* [Exercise goal]:
Please reproduce every record, keeping each one exactly as written.

** Begin Exercise data **

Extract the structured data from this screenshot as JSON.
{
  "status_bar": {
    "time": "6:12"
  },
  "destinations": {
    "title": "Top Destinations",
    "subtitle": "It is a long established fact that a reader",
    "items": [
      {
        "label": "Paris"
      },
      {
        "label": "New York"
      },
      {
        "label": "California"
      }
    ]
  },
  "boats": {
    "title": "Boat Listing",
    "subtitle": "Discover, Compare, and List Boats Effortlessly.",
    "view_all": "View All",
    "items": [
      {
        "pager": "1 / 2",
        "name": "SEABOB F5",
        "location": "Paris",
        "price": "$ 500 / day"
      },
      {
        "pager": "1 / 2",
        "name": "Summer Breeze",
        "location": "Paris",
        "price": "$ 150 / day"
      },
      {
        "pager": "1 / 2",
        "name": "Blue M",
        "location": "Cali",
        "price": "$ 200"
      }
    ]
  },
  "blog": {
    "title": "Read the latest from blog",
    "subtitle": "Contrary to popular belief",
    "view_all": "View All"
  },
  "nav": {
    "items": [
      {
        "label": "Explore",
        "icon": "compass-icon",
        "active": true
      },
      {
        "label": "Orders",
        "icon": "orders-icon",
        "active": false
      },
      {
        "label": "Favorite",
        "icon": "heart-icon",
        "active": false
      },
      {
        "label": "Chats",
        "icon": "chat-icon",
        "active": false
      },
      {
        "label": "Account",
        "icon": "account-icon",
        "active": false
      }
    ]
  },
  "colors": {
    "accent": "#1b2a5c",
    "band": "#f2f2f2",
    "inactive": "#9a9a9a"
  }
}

** End Exercise data **

* [The reply]:
Extract the structured data from this screenshot as JSON.
{
  "status_bar": {
    "time": "6:12"
  },
  "destinations": {
    "title": "Top Destinations",
    "subtitle": "It is a long established fact that a reader",
    "items": [
      {
        "label": "Paris"
      },
      {
        "label": "New York"
      },
      {
        "label": "California"
      }
    ]
  },
  "boats": {
    "title": "Boat Listing",
    "subtitle": "Discover, Compare, and List Boats Effortlessly.",
    "view_all": "View All",
    "items": [
      {
        "pager": "1 / 2",
        "name": "SEABOB F5",
        "location": "Paris",
        "price": "$ 500 / day"
      },
      {
        "pager": "1 / 2",
        "name": "Summer Breeze",
        "location": "Paris",
        "price": "$ 150 / day"
      },
      {
        "pager": "1 / 2",
        "name": "Blue M",
        "location": "Cali",
        "price": "$ 200"
      }
    ]
  },
  "blog": {
    "title": "Read the latest from blog",
    "subtitle": "Contrary to popular belief",
    "view_all": "View All"
  },
  "nav": {
    "items": [
      {
        "label": "Explore",
        "icon": "compass-icon",
        "active": true
      },
      {
        "label": "Orders",
        "icon": "orders-icon",
        "active": false
      },
      {
        "label": "Favorite",
        "icon": "heart-icon",
        "active": false
      },
      {
        "label": "Chats",
        "icon": "chat-icon",
        "active": false
      },
      {
        "label": "Account",
        "icon": "account-icon",
        "active": false
      }
    ]
  },
  "colors": {
    "accent": "#1b2a5c",
    "band": "#f2f2f2",
    "inactive": "#9a9a9a"
  }
}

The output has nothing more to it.